* GIVEN ENTRIES:
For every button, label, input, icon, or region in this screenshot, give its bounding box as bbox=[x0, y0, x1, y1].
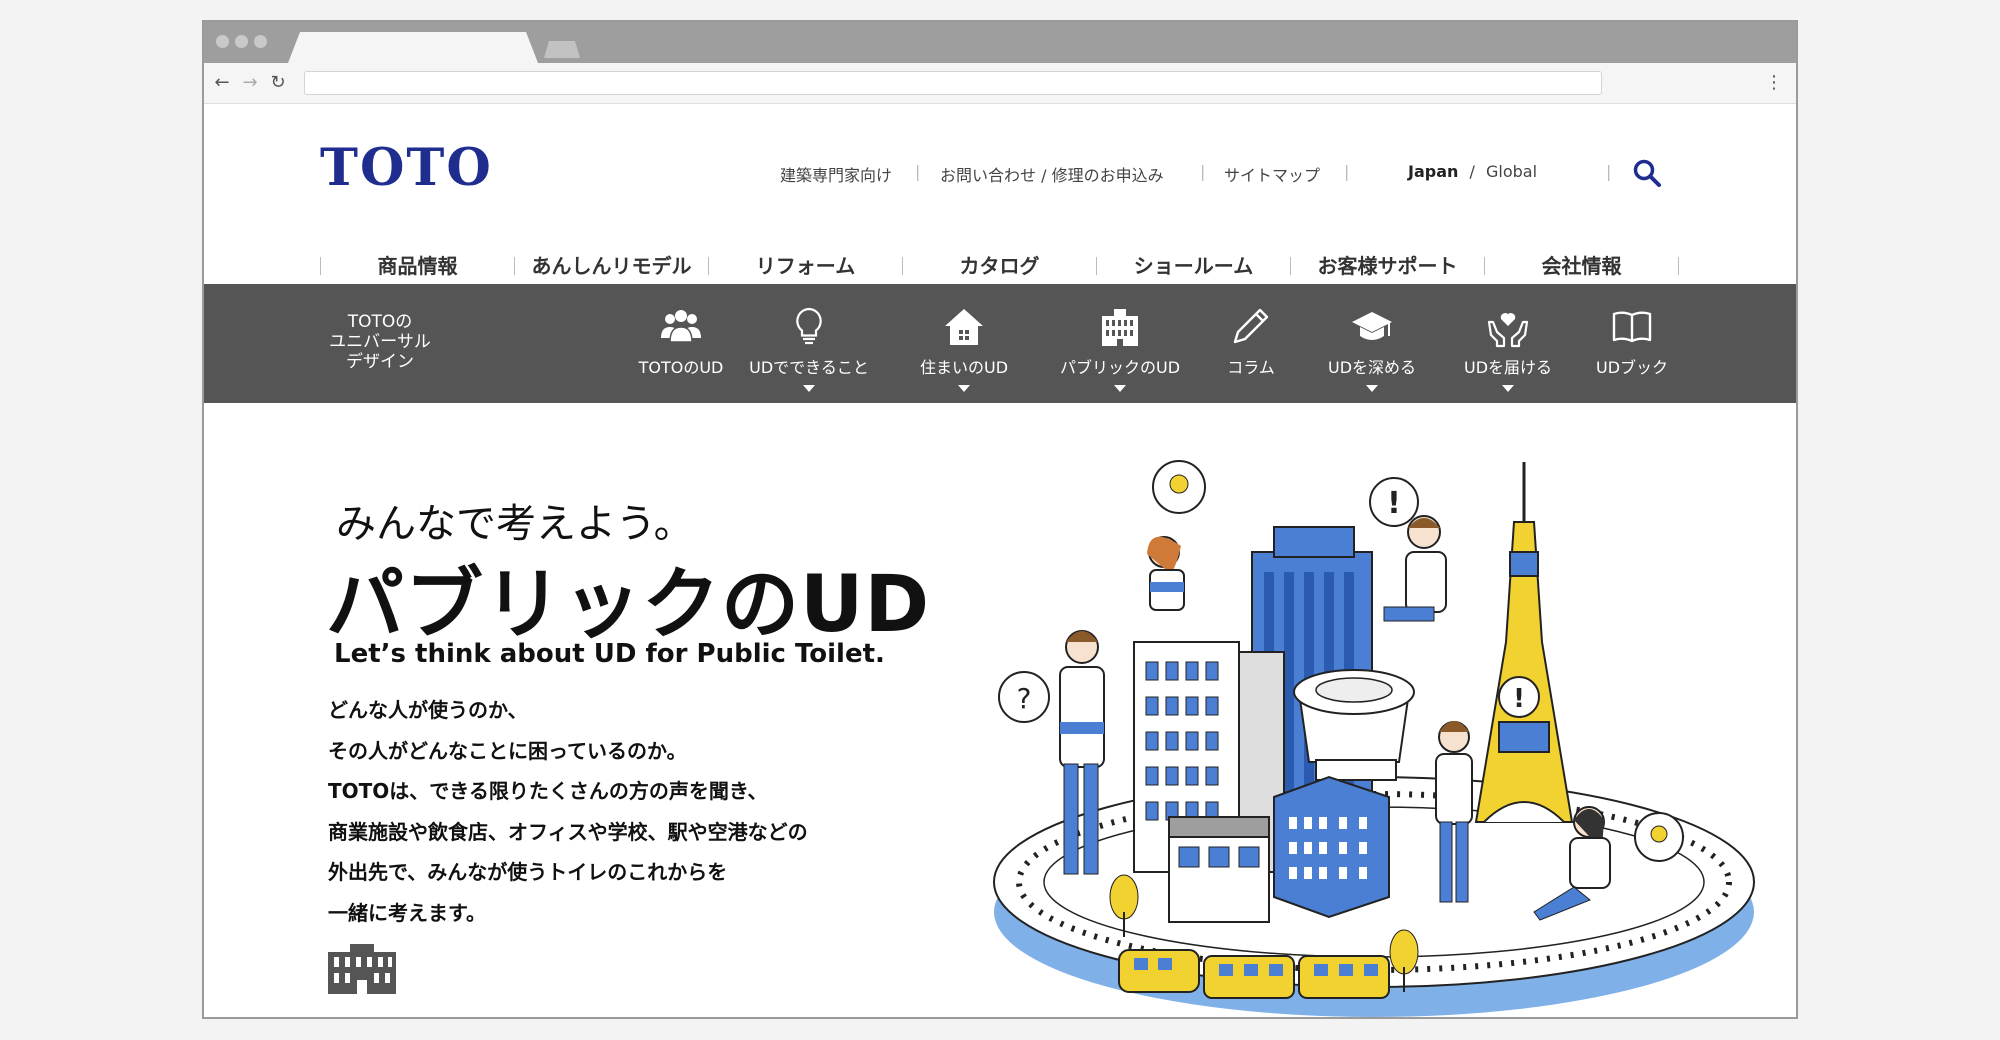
hero-body-line: 外出先で、みんなが使うトイレのこれからを bbox=[328, 860, 728, 884]
ud-nav-label: UDでできること bbox=[749, 358, 869, 377]
book-icon bbox=[1612, 311, 1652, 343]
ud-nav-ud-book[interactable]: UDブック bbox=[1584, 284, 1680, 403]
hero-illustration: ! ? ! bbox=[993, 460, 1755, 1017]
svg-text:!: ! bbox=[1387, 486, 1401, 521]
nav-support[interactable]: お客様サポート bbox=[1291, 246, 1484, 286]
dropdown-caret-icon bbox=[803, 385, 815, 392]
house-icon bbox=[945, 309, 983, 345]
nav-products[interactable]: 商品情報 bbox=[321, 246, 514, 286]
lang-global-link[interactable]: Global bbox=[1486, 162, 1537, 181]
tower-illustration bbox=[1474, 462, 1574, 823]
graduation-cap-icon bbox=[1352, 312, 1392, 340]
hex-blue-building bbox=[1273, 775, 1390, 919]
small-shop-building bbox=[1168, 816, 1270, 923]
hero-body-text: どんな人が使うのか、 その人がどんなことに困っているのか。 TOTOは、できる限… bbox=[328, 690, 808, 933]
window-minimize-dot[interactable] bbox=[235, 35, 248, 48]
building-icon bbox=[1102, 309, 1138, 346]
ud-nav-label: UDを深める bbox=[1327, 358, 1417, 377]
pencil-icon bbox=[1233, 308, 1269, 344]
search-icon[interactable] bbox=[1632, 158, 1662, 188]
ud-nav-label: UDを届ける bbox=[1463, 358, 1553, 377]
ud-nav-deepen-ud[interactable]: UDを深める bbox=[1314, 284, 1430, 403]
person-top-left bbox=[1147, 536, 1185, 611]
ud-nav-label: UDブック bbox=[1595, 358, 1669, 377]
window-close-dot[interactable] bbox=[216, 35, 229, 48]
browser-toolbar: ← → ↻ ⋮ bbox=[204, 63, 1796, 104]
new-tab-button[interactable] bbox=[544, 41, 580, 58]
utility-separator: | bbox=[1200, 162, 1206, 181]
utility-separator: | bbox=[915, 162, 921, 181]
ud-navigation-bar: TOTOの ユニバーサル デザイン TOTOのUD UDでできること 住まいのU… bbox=[204, 284, 1796, 403]
utility-separator: | bbox=[1344, 162, 1350, 181]
back-icon[interactable]: ← bbox=[210, 71, 234, 95]
lang-separator: / bbox=[1469, 162, 1475, 181]
speech-bubble-question: ? bbox=[998, 671, 1050, 723]
window-maximize-dot[interactable] bbox=[254, 35, 267, 48]
lightbulb-icon bbox=[796, 307, 822, 345]
nav-anshin-remodel[interactable]: あんしんリモデル bbox=[515, 246, 708, 286]
ud-nav-deliver-ud[interactable]: UDを届ける bbox=[1450, 284, 1566, 403]
utility-link-contact[interactable]: お問い合わせ / 修理のお申込み bbox=[940, 162, 1164, 186]
hero-body-line: 商業施設や飲食店、オフィスや学校、駅や空港などの bbox=[328, 819, 808, 844]
ud-nav-label: コラム bbox=[1227, 358, 1275, 377]
speech-bubble-idea-2 bbox=[1634, 812, 1684, 862]
heart-hands-icon bbox=[1487, 313, 1529, 348]
nav-catalog[interactable]: カタログ bbox=[903, 246, 1096, 286]
hero-body-line: どんな人が使うのか、 bbox=[328, 698, 528, 722]
ud-nav-label: 住まいのUD bbox=[919, 358, 1009, 377]
active-tab[interactable] bbox=[288, 32, 538, 63]
yellow-train bbox=[1118, 949, 1390, 999]
forward-icon[interactable]: → bbox=[238, 71, 262, 95]
ud-nav-what-ud-can-do[interactable]: UDでできること bbox=[744, 284, 874, 403]
browser-menu-icon[interactable]: ⋮ bbox=[1764, 71, 1784, 95]
language-switch: Japan / Global bbox=[1408, 162, 1537, 181]
svg-text:!: ! bbox=[1513, 684, 1525, 714]
utility-link-sitemap[interactable]: サイトマップ bbox=[1224, 162, 1320, 186]
building-icon bbox=[328, 944, 396, 994]
speech-bubble-exclaim: ! bbox=[1369, 477, 1419, 527]
svg-text:?: ? bbox=[1017, 682, 1032, 715]
hero-subtitle: みんなで考えよう。 bbox=[336, 501, 694, 547]
reload-icon[interactable]: ↻ bbox=[266, 71, 290, 95]
hero-body-line: TOTOは、できる限りたくさんの方の声を聞き、 bbox=[328, 779, 768, 803]
nav-company[interactable]: 会社情報 bbox=[1485, 246, 1678, 286]
utility-link-architects[interactable]: 建築専門家向け bbox=[780, 162, 892, 186]
nav-reform[interactable]: リフォーム bbox=[709, 246, 902, 286]
dropdown-caret-icon bbox=[1366, 385, 1378, 392]
main-navigation: 商品情報 あんしんリモデル リフォーム カタログ ショールーム お客様サポート … bbox=[320, 246, 1680, 286]
browser-window: ← → ↻ ⋮ TOTO 建築専門家向け | お問い合わせ / 修理のお申込み … bbox=[202, 20, 1798, 1019]
speech-bubble-idea bbox=[1152, 460, 1206, 514]
hero-english-title: Let’s think about UD for Public Toilet. bbox=[334, 639, 885, 669]
hero-title: パブリックのUD bbox=[326, 560, 931, 650]
hero-body-line: その人がどんなことに困っているのか。 bbox=[328, 738, 687, 763]
nav-showroom[interactable]: ショールーム bbox=[1097, 246, 1290, 286]
ud-nav-label: パブリックのUD bbox=[1059, 358, 1181, 377]
toto-logo[interactable]: TOTO bbox=[320, 138, 493, 198]
ud-section-title[interactable]: TOTOの ユニバーサル デザイン bbox=[322, 312, 438, 372]
ud-nav-toto-ud[interactable]: TOTOのUD bbox=[626, 284, 736, 403]
ud-nav-label: TOTOのUD bbox=[638, 358, 724, 377]
hero-body-line: 一緒に考えます。 bbox=[328, 900, 486, 925]
ud-nav-column[interactable]: コラム bbox=[1208, 284, 1294, 403]
dropdown-caret-icon bbox=[1502, 385, 1514, 392]
utility-separator: | bbox=[1606, 162, 1612, 181]
ud-nav-public-ud[interactable]: パブリックのUD bbox=[1050, 284, 1190, 403]
address-bar[interactable] bbox=[304, 71, 1602, 95]
speech-bubble-exclaim-2: ! bbox=[1498, 676, 1540, 718]
tab-bar bbox=[204, 22, 1796, 63]
dropdown-caret-icon bbox=[1114, 385, 1126, 392]
people-icon bbox=[661, 310, 701, 343]
dropdown-caret-icon bbox=[958, 385, 970, 392]
lang-japan-link[interactable]: Japan bbox=[1408, 162, 1458, 181]
person-top-right bbox=[1383, 515, 1447, 622]
ud-nav-home-ud[interactable]: 住まいのUD bbox=[904, 284, 1024, 403]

* WHAT IS REQUIRED: How many rows contain the string "bubble"? Reply with the number alone.

* RESPONSE TO THIS EXERCISE: 5